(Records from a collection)

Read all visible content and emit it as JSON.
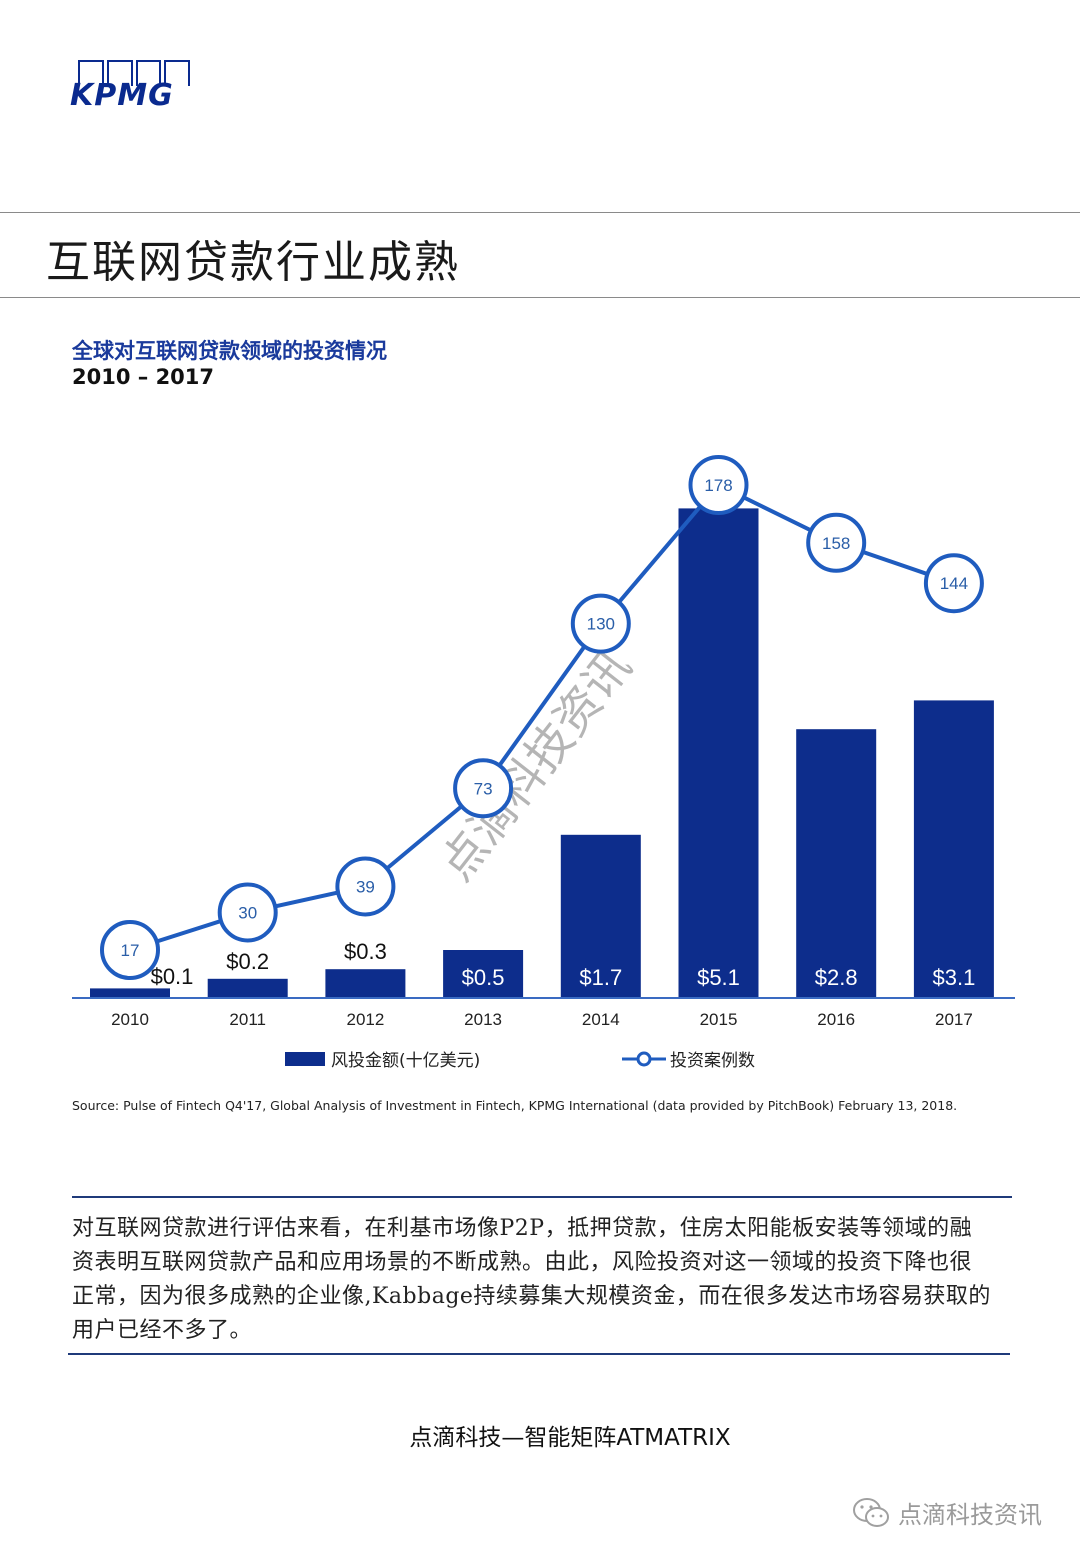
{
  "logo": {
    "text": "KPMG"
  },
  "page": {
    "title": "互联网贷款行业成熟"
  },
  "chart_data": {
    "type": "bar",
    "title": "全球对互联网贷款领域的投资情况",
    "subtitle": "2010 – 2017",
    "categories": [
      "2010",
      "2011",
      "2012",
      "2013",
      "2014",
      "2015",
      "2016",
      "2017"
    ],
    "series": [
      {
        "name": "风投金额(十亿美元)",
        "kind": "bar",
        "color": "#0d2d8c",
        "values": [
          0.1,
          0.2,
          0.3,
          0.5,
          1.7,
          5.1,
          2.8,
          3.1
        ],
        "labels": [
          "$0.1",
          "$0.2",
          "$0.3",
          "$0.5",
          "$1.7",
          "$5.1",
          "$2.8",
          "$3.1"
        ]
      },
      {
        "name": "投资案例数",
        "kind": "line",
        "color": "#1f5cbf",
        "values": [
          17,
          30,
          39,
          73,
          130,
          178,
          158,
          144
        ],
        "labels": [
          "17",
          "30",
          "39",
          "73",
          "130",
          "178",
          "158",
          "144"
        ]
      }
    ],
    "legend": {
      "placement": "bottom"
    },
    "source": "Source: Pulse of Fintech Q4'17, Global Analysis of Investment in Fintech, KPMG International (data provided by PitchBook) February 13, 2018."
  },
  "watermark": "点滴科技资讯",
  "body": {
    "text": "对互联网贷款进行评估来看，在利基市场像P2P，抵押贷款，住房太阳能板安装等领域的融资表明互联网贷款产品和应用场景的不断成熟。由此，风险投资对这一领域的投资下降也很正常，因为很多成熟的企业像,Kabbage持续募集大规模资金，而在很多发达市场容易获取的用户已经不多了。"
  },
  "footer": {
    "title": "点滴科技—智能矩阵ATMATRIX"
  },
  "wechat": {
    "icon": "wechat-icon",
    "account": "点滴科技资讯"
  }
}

**Your instructions**:
Every line is to be duplicated exactly, though pictures stay out.

**Finished task**:
Read all visible content and emit it as JSON.
{
  "logo": {
    "text": "KPMG"
  },
  "page": {
    "title": "互联网贷款行业成熟"
  },
  "chart_data": {
    "type": "bar",
    "title": "全球对互联网贷款领域的投资情况",
    "subtitle": "2010 – 2017",
    "categories": [
      "2010",
      "2011",
      "2012",
      "2013",
      "2014",
      "2015",
      "2016",
      "2017"
    ],
    "series": [
      {
        "name": "风投金额(十亿美元)",
        "kind": "bar",
        "color": "#0d2d8c",
        "values": [
          0.1,
          0.2,
          0.3,
          0.5,
          1.7,
          5.1,
          2.8,
          3.1
        ],
        "labels": [
          "$0.1",
          "$0.2",
          "$0.3",
          "$0.5",
          "$1.7",
          "$5.1",
          "$2.8",
          "$3.1"
        ]
      },
      {
        "name": "投资案例数",
        "kind": "line",
        "color": "#1f5cbf",
        "values": [
          17,
          30,
          39,
          73,
          130,
          178,
          158,
          144
        ],
        "labels": [
          "17",
          "30",
          "39",
          "73",
          "130",
          "178",
          "158",
          "144"
        ]
      }
    ],
    "legend": {
      "placement": "bottom"
    },
    "source": "Source: Pulse of Fintech Q4'17, Global Analysis of Investment in Fintech, KPMG International (data provided by PitchBook) February 13, 2018."
  },
  "watermark": "点滴科技资讯",
  "body": {
    "text": "对互联网贷款进行评估来看，在利基市场像P2P，抵押贷款，住房太阳能板安装等领域的融资表明互联网贷款产品和应用场景的不断成熟。由此，风险投资对这一领域的投资下降也很正常，因为很多成熟的企业像,Kabbage持续募集大规模资金，而在很多发达市场容易获取的用户已经不多了。"
  },
  "footer": {
    "title": "点滴科技—智能矩阵ATMATRIX"
  },
  "wechat": {
    "icon": "wechat-icon",
    "account": "点滴科技资讯"
  }
}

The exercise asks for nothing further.